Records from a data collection
** Start **
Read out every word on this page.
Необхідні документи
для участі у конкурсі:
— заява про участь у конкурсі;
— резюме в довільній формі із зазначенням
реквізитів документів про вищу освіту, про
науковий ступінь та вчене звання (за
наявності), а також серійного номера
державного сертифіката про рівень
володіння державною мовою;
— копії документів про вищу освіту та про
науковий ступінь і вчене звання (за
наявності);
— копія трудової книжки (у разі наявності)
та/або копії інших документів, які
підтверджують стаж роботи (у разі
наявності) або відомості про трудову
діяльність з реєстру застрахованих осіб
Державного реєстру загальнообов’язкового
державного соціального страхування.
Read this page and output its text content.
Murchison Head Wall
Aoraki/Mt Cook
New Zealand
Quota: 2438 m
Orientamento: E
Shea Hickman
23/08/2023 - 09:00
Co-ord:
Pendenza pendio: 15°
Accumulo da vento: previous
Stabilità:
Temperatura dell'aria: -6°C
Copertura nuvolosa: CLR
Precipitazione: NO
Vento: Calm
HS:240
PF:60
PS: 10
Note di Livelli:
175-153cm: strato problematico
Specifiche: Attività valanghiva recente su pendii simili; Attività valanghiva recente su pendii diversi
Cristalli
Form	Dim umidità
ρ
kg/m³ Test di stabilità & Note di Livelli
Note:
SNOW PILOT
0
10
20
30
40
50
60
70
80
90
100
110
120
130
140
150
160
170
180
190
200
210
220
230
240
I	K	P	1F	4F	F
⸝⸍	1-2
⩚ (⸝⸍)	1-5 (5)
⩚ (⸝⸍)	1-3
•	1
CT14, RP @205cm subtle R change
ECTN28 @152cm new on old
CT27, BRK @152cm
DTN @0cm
** End **
Quote only the lines from the line containing "Read this page and output its text content." through the end of the listing, please, keeping both the first and the last line.

Read this page and output its text content.
Murchison Head Wall
Aoraki/Mt Cook
New Zealand
Quota: 2438 m
Orientamento: E
Shea Hickman
23/08/2023 - 09:00
Co-ord:
Pendenza pendio: 15°
Accumulo da vento: previous
Stabilità:
Temperatura dell'aria: -6°C
Copertura nuvolosa: CLR
Precipitazione: NO
Vento: Calm
HS:240
PF:60
PS: 10
Note di Livelli:
175-153cm: strato problematico
Specifiche: Attività valanghiva recente su pendii simili; Attività valanghiva recente su pendii diversi
Cristalli
Form	Dim umidità
ρ
kg/m³ Test di stabilità & Note di Livelli
Note:
SNOW PILOT
0
10
20
30
40
50
60
70
80
90
100
110
120
130
140
150
160
170
180
190
200
210
220
230
240
I	K	P	1F	4F	F
⸝⸍	1-2
⩚ (⸝⸍)	1-5 (5)
⩚ (⸝⸍)	1-3
•	1
CT14, RP @205cm subtle R change
ECTN28 @152cm new on old
CT27, BRK @152cm
DTN @0cm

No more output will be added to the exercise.